**** INFORMATION PROVIDED ****

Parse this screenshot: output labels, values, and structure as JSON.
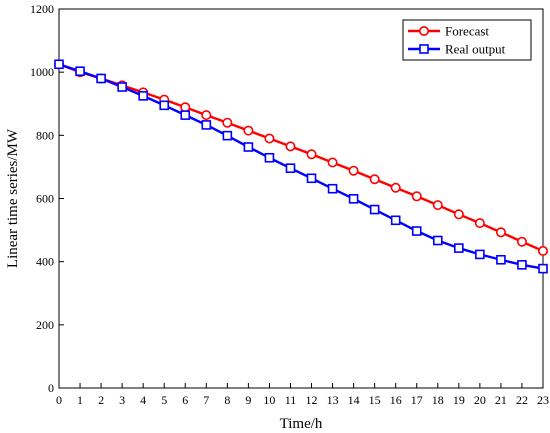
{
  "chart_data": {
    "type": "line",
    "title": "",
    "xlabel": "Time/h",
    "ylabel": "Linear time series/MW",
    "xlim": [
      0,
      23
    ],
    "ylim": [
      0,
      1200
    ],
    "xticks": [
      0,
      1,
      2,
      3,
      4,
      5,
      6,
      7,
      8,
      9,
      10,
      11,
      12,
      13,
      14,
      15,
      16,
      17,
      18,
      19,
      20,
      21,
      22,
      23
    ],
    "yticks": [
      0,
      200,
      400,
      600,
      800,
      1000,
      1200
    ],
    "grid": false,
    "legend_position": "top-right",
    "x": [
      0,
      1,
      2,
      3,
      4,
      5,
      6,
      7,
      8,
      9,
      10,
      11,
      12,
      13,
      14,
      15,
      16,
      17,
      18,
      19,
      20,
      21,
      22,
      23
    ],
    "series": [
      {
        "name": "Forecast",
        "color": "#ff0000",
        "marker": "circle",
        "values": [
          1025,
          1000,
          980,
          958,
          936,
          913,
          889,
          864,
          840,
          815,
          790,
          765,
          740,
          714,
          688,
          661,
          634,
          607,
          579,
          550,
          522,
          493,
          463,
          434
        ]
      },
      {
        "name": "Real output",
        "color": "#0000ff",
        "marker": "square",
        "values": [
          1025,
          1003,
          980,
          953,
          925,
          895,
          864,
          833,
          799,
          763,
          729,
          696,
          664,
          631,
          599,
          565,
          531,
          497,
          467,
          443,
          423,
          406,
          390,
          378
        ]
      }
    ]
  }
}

****
**** INFORMATION PROVIDED ****

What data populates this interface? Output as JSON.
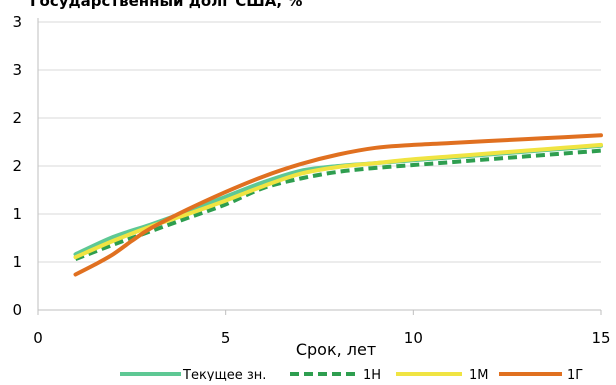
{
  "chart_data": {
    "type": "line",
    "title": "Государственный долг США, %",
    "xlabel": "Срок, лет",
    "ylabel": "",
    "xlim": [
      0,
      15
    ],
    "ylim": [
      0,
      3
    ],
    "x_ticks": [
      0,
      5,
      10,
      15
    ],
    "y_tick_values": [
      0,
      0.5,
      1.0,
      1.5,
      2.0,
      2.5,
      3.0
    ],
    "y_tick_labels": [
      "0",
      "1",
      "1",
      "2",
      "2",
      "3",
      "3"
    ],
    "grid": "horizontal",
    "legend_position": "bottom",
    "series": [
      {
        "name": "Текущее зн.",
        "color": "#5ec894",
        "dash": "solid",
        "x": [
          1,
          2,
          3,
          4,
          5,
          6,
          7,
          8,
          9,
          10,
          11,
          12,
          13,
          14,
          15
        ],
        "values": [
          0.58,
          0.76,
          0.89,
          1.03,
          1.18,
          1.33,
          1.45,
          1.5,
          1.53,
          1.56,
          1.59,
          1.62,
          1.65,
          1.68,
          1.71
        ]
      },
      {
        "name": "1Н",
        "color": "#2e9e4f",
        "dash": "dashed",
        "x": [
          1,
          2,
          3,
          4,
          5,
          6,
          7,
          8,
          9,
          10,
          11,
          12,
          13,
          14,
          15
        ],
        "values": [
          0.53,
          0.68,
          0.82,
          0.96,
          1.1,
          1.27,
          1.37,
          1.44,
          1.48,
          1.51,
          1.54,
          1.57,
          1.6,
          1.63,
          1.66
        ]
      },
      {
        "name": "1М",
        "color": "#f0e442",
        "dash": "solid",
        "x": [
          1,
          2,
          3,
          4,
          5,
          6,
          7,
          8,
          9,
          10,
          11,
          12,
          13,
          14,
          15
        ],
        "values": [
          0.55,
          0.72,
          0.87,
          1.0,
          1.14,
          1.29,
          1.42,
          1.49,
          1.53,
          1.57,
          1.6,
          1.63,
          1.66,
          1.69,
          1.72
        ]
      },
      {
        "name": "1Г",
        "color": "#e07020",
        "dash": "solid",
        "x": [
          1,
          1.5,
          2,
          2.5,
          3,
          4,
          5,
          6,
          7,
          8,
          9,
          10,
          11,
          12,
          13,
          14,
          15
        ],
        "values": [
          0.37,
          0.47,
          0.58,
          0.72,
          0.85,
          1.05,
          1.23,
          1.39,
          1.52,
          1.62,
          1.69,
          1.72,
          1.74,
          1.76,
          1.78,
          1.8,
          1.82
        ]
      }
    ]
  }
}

****
**** INFORMATION PROVIDED ****

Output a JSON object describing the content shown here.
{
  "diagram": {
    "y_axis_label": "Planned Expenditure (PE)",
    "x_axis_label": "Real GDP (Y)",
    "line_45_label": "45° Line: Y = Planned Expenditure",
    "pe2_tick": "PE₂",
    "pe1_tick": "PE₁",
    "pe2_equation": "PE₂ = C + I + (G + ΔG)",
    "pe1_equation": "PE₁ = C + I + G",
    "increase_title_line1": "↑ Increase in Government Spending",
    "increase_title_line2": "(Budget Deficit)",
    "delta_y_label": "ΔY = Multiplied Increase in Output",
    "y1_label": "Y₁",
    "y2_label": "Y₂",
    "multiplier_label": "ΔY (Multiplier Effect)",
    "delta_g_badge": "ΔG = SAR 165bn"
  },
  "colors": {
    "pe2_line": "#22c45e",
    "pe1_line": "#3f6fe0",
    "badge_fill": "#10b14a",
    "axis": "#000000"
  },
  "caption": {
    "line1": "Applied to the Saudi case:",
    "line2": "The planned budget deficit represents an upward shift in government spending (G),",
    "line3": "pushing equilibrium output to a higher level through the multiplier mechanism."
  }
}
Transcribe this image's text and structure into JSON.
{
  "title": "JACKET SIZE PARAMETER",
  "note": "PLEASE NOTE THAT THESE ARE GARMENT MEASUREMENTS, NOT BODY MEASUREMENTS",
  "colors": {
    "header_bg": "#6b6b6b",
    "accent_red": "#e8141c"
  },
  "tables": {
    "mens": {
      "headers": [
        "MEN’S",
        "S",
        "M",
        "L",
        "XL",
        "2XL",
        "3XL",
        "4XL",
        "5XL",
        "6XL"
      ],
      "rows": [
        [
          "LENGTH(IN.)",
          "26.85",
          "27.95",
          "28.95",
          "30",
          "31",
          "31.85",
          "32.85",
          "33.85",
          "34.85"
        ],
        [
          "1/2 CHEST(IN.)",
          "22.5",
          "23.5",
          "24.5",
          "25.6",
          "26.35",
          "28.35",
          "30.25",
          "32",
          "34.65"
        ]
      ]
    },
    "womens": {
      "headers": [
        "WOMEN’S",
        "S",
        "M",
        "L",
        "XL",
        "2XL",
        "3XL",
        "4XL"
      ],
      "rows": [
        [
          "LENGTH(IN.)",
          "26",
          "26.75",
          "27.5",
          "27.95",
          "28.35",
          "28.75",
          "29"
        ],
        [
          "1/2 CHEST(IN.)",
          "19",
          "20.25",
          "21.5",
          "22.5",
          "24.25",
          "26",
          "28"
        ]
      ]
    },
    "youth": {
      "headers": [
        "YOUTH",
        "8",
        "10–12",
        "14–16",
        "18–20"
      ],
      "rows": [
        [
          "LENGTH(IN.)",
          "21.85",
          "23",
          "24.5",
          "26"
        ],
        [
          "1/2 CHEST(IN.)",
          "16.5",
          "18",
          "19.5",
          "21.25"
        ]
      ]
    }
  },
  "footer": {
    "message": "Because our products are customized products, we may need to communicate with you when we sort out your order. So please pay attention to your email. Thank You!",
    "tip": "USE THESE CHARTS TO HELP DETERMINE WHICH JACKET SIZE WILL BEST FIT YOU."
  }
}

****

__AIM__
State how many lines in the records above contain the word "SIZE", and give only that number.

__OUTPUT FOR THIS EXERCISE__
2